● Datos de entrada:

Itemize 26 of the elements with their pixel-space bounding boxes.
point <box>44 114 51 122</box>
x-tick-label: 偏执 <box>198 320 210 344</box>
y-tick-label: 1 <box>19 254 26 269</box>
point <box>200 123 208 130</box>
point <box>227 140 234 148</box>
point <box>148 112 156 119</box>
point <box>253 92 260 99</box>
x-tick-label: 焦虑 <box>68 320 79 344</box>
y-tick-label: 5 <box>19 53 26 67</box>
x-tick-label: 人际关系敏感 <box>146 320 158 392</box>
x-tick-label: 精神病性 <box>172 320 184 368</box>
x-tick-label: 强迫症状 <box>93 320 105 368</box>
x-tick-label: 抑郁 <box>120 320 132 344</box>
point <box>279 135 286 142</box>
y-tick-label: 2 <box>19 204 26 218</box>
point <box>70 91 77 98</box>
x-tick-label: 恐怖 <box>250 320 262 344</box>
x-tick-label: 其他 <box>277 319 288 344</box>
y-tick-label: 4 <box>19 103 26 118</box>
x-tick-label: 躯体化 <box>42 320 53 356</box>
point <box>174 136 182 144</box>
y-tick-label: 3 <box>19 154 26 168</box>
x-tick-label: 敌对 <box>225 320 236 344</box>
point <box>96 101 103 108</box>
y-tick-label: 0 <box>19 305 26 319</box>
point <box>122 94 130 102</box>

● Qué se pide: Vuelve a escribir sin cambios las filas que van desde el comienzo hasta la que contiene "x-tick-label: 抑郁 <box>120 320 132 344</box>", esta incluida.

● Resultado:
Itemize 26 of the elements with their pixel-space bounding boxes.
point <box>44 114 51 122</box>
x-tick-label: 偏执 <box>198 320 210 344</box>
y-tick-label: 1 <box>19 254 26 269</box>
point <box>200 123 208 130</box>
point <box>227 140 234 148</box>
point <box>148 112 156 119</box>
point <box>253 92 260 99</box>
x-tick-label: 焦虑 <box>68 320 79 344</box>
y-tick-label: 5 <box>19 53 26 67</box>
x-tick-label: 人际关系敏感 <box>146 320 158 392</box>
x-tick-label: 精神病性 <box>172 320 184 368</box>
x-tick-label: 强迫症状 <box>93 320 105 368</box>
x-tick-label: 抑郁 <box>120 320 132 344</box>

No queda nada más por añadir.